Try it
In the text on climate change mitigation, what annual world carbon dioxide emissions does the EIA's reference case predict for 2035?

== Study text ==

Limits to Climate Change Mitigation and the Adaptation Imperative

Sometimes it’s difficult to see what’s most likely to happen and not the more pleasant scenario, but the Energy Information Administration (EIA) does just that in its energy outlook “reference case.” Based on existing laws and policies (i.e. “business as usual”), EIA predicts that annual world carbon dioxide emissions will increase from 30.2 billion tons in 2008 to 43.2 billion tons in 2035.[1] Roughly 278 billion tons of carbon will be pumped into the atmosphere over those 28 years [2] and, according to findings by the National Research Council, Earth’s temperature will raise by about 0.5 degrees Celsius because of it.[3] The laws and policies needed to stop these emissions are unfortunately not in the forecast, and it is past time to adapt for the change in climate that is coming.

===
== Exercise data ==

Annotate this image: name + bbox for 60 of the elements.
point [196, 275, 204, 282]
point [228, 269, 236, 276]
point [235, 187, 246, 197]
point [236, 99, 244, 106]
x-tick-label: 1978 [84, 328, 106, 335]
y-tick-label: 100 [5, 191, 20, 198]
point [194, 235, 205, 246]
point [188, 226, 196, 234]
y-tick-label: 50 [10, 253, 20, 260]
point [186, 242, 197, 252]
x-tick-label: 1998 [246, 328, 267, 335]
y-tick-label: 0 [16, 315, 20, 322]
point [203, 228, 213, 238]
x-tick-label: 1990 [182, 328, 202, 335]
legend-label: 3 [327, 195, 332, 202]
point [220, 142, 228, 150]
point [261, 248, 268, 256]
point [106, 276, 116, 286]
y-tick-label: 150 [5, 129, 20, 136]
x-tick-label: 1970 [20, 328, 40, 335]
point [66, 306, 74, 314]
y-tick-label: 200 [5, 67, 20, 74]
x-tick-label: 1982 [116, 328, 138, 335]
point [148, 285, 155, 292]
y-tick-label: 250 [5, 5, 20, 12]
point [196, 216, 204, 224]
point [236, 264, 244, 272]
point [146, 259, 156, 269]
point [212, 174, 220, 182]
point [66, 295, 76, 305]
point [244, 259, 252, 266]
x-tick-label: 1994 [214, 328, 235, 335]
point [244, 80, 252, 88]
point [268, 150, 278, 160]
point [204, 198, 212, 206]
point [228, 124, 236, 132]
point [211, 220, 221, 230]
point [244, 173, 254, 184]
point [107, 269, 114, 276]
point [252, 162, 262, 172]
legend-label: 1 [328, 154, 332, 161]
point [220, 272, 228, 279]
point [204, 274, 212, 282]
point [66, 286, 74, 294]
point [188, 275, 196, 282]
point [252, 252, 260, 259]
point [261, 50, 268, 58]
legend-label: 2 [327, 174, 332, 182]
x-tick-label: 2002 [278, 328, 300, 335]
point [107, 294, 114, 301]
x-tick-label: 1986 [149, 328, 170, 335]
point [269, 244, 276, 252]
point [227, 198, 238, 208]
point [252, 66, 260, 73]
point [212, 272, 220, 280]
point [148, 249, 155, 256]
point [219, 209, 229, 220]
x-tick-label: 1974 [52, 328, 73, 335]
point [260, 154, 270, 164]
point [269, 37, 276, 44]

===

Solution to the exercise
43.2 billion tons